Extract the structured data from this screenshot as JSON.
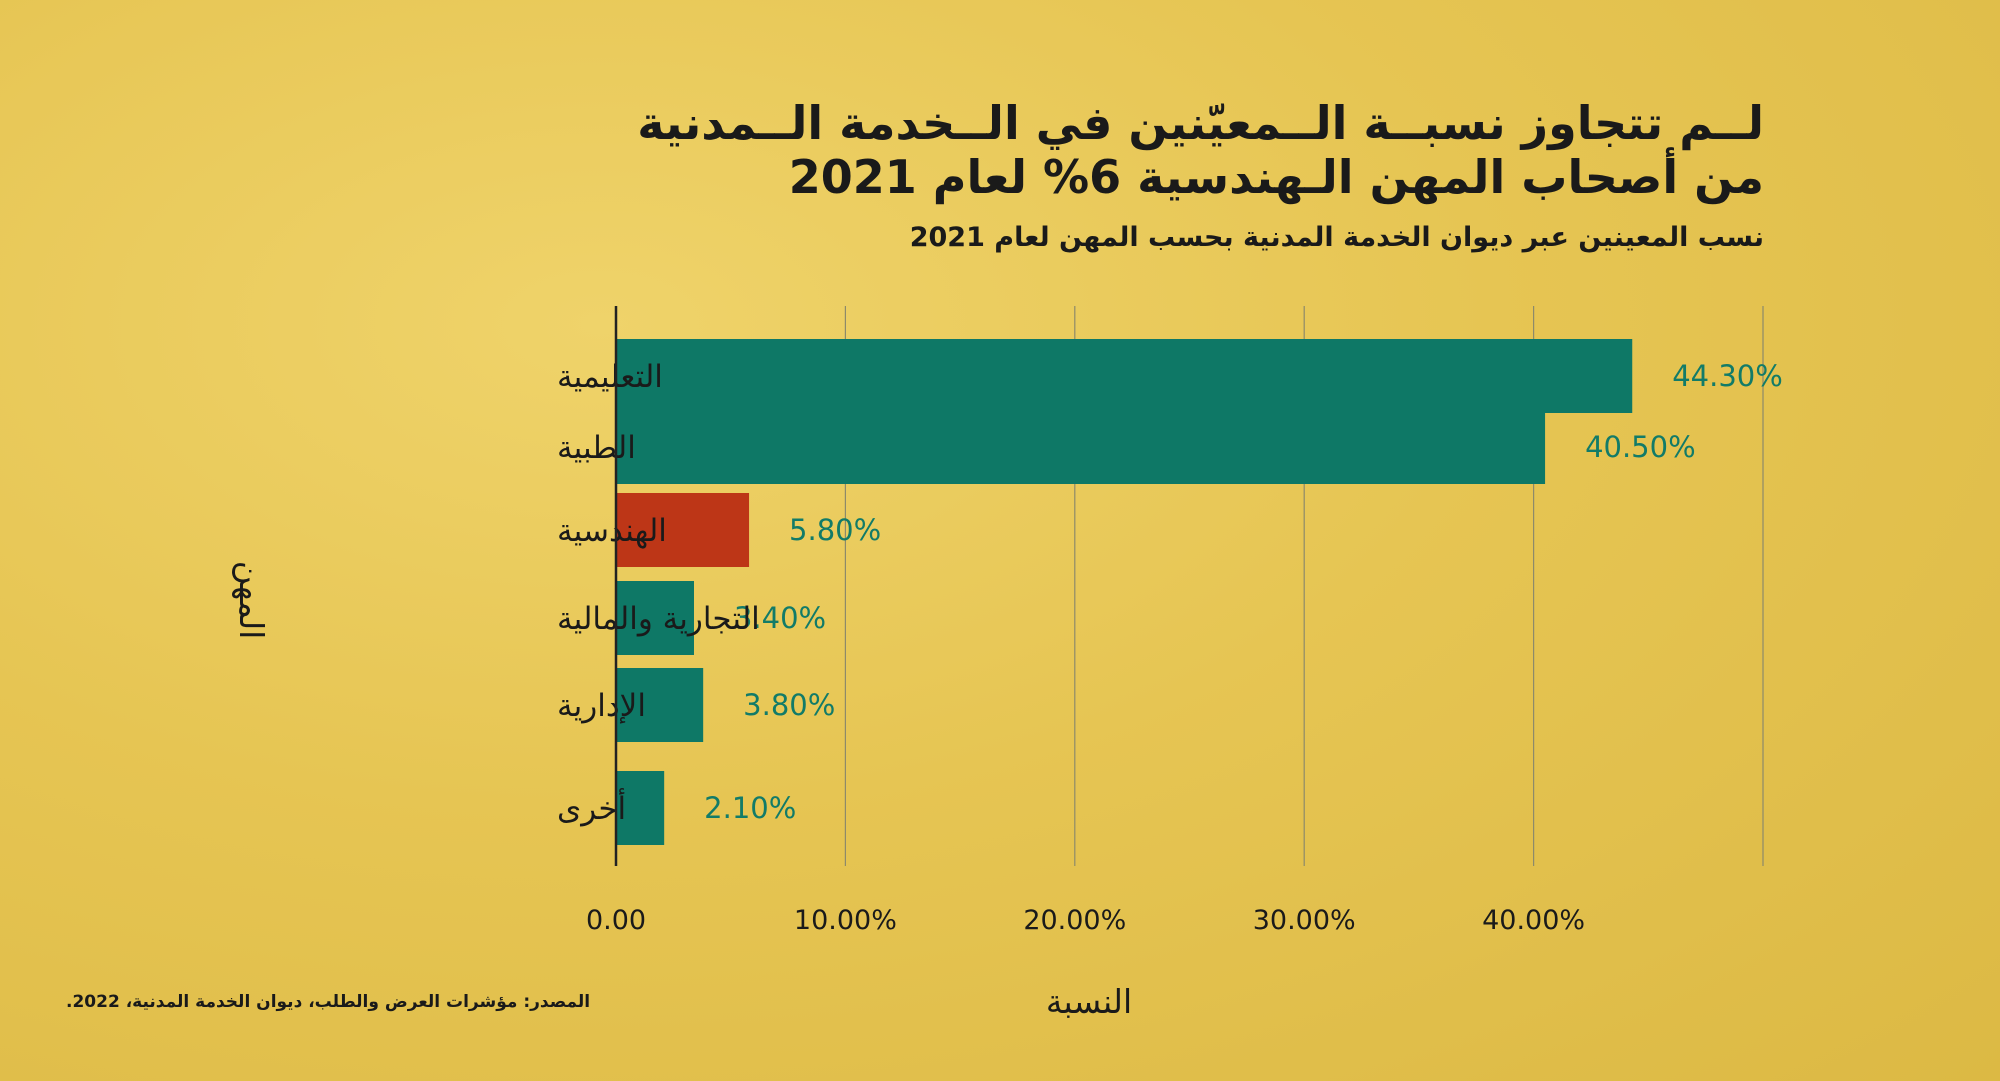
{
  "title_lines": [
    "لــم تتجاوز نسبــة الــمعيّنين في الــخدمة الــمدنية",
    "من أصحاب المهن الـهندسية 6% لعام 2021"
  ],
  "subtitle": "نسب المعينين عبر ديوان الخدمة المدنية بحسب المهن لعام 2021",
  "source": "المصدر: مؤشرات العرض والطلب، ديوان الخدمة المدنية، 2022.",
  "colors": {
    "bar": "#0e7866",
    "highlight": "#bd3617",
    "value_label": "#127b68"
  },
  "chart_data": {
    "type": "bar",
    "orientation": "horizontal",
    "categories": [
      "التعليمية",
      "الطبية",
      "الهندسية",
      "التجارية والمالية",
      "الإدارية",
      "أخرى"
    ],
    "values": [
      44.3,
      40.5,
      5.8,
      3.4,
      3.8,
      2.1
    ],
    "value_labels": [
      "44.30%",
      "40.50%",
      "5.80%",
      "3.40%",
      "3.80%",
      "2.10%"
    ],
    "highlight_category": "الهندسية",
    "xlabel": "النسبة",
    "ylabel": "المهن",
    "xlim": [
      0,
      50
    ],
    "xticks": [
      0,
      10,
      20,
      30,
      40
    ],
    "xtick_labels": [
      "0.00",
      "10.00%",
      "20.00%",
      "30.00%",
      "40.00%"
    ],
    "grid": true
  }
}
* * *
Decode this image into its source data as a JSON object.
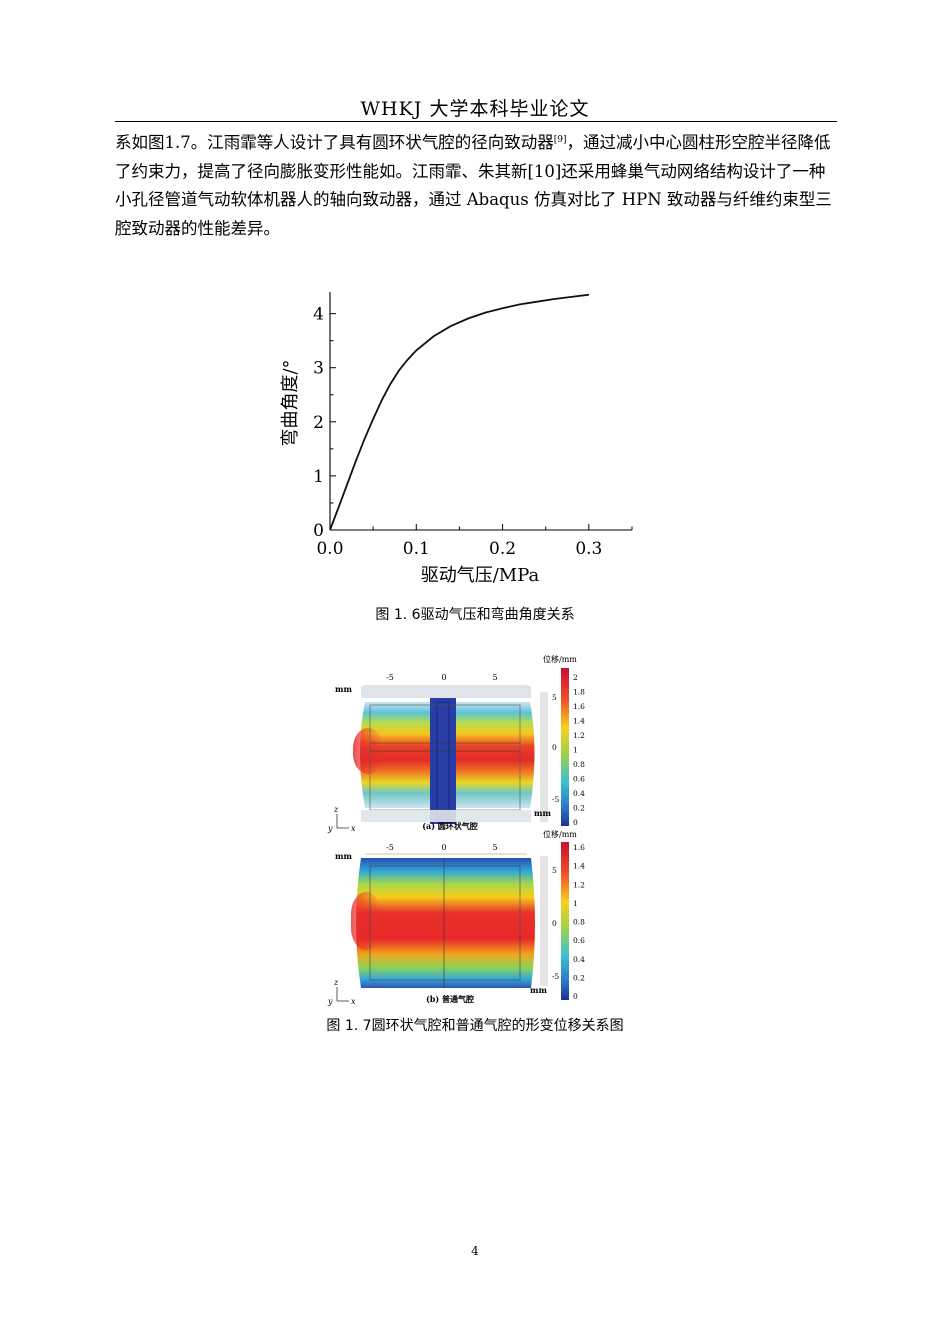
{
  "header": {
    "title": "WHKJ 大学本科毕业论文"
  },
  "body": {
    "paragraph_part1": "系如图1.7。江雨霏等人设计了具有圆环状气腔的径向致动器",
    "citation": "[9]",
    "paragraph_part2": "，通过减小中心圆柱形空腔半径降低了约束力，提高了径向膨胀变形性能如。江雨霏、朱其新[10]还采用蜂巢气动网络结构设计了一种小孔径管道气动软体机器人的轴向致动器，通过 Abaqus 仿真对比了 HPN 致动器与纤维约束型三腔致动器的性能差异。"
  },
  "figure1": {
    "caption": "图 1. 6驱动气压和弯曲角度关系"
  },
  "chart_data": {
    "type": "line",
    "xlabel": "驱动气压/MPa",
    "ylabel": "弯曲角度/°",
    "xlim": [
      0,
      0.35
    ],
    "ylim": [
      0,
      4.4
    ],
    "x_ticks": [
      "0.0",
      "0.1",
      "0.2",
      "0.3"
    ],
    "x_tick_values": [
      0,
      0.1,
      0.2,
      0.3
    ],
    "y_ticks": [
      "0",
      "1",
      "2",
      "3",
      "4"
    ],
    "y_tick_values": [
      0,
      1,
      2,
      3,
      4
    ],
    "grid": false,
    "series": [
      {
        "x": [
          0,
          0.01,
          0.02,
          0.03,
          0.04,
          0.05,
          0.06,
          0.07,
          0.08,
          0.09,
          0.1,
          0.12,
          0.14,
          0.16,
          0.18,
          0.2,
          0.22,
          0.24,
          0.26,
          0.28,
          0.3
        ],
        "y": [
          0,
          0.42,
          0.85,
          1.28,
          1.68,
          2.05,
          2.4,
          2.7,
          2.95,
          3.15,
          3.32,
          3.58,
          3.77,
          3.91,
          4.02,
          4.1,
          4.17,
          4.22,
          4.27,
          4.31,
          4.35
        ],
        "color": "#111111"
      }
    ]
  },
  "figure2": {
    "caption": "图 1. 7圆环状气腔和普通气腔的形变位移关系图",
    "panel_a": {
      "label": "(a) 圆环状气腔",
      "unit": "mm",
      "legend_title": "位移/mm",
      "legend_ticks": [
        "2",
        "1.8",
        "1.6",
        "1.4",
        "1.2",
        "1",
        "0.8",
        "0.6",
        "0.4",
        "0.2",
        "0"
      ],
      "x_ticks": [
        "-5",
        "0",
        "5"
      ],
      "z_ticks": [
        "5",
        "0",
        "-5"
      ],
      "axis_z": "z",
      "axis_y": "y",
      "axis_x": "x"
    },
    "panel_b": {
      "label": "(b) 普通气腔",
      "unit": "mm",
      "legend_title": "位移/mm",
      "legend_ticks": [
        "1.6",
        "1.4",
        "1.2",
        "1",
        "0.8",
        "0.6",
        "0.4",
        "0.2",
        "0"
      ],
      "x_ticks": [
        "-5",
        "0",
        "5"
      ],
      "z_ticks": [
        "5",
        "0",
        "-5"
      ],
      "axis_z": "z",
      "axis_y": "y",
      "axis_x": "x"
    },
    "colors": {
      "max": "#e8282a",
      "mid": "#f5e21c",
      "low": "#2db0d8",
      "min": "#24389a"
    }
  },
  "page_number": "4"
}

Task prompt ▸ Copy every line above that holds the word "المهن".

Full response ▸
    "من أصحاب المهن الـهندسية 6% لعام 2021"
  "subtitle": "نسب المعينين عبر ديوان الخدمة المدنية بحسب المهن لعام 2021",
    "ylabel": "المهن",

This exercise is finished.